* What you have to do
Repeat the records below exactly as they appear.

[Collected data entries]
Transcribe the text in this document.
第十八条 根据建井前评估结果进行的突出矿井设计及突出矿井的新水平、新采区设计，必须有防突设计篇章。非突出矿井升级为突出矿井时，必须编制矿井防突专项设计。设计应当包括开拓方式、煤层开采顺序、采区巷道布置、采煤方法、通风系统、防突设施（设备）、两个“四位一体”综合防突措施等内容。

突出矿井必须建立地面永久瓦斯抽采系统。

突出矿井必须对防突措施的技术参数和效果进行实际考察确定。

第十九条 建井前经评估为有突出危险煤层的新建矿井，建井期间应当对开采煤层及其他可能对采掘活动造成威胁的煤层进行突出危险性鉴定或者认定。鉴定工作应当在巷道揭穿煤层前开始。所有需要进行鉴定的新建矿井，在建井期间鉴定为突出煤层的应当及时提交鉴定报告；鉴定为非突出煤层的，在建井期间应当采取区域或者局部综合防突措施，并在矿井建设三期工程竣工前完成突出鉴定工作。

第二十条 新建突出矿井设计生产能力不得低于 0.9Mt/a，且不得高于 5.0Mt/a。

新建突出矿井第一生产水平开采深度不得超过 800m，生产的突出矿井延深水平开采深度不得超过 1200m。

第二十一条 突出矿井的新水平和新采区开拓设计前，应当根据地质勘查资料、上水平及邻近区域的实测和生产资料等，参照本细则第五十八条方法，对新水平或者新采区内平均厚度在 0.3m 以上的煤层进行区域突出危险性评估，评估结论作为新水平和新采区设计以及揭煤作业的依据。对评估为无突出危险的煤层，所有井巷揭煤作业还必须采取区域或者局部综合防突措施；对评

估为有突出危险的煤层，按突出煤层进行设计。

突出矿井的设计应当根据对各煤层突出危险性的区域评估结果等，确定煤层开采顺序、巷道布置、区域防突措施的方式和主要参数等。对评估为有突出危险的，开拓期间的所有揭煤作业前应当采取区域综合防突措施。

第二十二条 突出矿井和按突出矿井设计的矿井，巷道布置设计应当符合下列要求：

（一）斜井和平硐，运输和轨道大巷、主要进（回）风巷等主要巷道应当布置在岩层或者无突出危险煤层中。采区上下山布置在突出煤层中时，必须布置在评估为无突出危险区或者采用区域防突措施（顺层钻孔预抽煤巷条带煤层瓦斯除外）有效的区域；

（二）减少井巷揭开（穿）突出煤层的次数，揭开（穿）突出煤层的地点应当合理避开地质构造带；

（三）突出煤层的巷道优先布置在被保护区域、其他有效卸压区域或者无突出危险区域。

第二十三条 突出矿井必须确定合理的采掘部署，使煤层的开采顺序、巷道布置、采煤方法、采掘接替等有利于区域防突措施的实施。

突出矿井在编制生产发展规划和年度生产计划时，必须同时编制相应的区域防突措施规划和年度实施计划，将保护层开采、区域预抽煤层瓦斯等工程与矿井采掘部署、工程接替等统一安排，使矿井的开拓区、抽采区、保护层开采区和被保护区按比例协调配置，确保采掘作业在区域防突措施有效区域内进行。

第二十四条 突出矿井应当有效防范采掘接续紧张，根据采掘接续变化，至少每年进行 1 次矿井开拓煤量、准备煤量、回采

* Right answer
Transcribe the text in this document.
第十八条 根据建井前评估结果进行的突出矿井设计及突出矿井的新水平、新采区设计，必须有防突设计篇章。非突出矿井升级为突出矿井时，必须编制矿井防突专项设计。设计应当包括开拓方式、煤层开采顺序、采区巷道布置、采煤方法、通风系统、防突设施（设备）、两个“四位一体”综合防突措施等内容。

突出矿井必须建立地面永久瓦斯抽采系统。

突出矿井必须对防突措施的技术参数和效果进行实际考察确定。

第十九条 建井前经评估为有突出危险煤层的新建矿井，建井期间应当对开采煤层及其他可能对采掘活动造成威胁的煤层进行突出危险性鉴定或者认定。鉴定工作应当在巷道揭穿煤层前开始。所有需要进行鉴定的新建矿井，在建井期间鉴定为突出煤层的应当及时提交鉴定报告；鉴定为非突出煤层的，在建井期间应当采取区域或者局部综合防突措施，并在矿井建设三期工程竣工前完成突出鉴定工作。

第二十条 新建突出矿井设计生产能力不得低于 0.9Mt/a，且不得高于 5.0Mt/a。

新建突出矿井第一生产水平开采深度不得超过 800m，生产的突出矿井延深水平开采深度不得超过 1200m。

第二十一条 突出矿井的新水平和新采区开拓设计前，应当根据地质勘查资料、上水平及邻近区域的实测和生产资料等，参照本细则第五十八条方法，对新水平或者新采区内平均厚度在 0.3m 以上的煤层进行区域突出危险性评估，评估结论作为新水平和新采区设计以及揭煤作业的依据。对评估为无突出危险的煤层，所有井巷揭煤作业还必须采取区域或者局部综合防突措施；对评

估为有突出危险的煤层，按突出煤层进行设计。

突出矿井的设计应当根据对各煤层突出危险性的区域评估结果等，确定煤层开采顺序、巷道布置、区域防突措施的方式和主要参数等。对评估为有突出危险的，开拓期间的所有揭煤作业前应当采取区域综合防突措施。

第二十二条 突出矿井和按突出矿井设计的矿井，巷道布置设计应当符合下列要求：

（一）斜井和平硐，运输和轨道大巷、主要进（回）风巷等主要巷道应当布置在岩层或者无突出危险煤层中。采区上下山布置在突出煤层中时，必须布置在评估为无突出危险区或者采用区域防突措施（顺层钻孔预抽煤巷条带煤层瓦斯除外）有效的区域；

（二）减少井巷揭开（穿）突出煤层的次数，揭开（穿）突出煤层的地点应当合理避开地质构造带；

（三）突出煤层的巷道优先布置在被保护区域、其他有效卸压区域或者无突出危险区域。

第二十三条 突出矿井必须确定合理的采掘部署，使煤层的开采顺序、巷道布置、采煤方法、采掘接替等有利于区域防突措施的实施。

突出矿井在编制生产发展规划和年度生产计划时，必须同时编制相应的区域防突措施规划和年度实施计划，将保护层开采、区域预抽煤层瓦斯等工程与矿井采掘部署、工程接替等统一安排，使矿井的开拓区、抽采区、保护层开采区和被保护区按比例协调配置，确保采掘作业在区域防突措施有效区域内进行。

第二十四条 突出矿井应当有效防范采掘接续紧张，根据采掘接续变化，至少每年进行 1 次矿井开拓煤量、准备煤量、回采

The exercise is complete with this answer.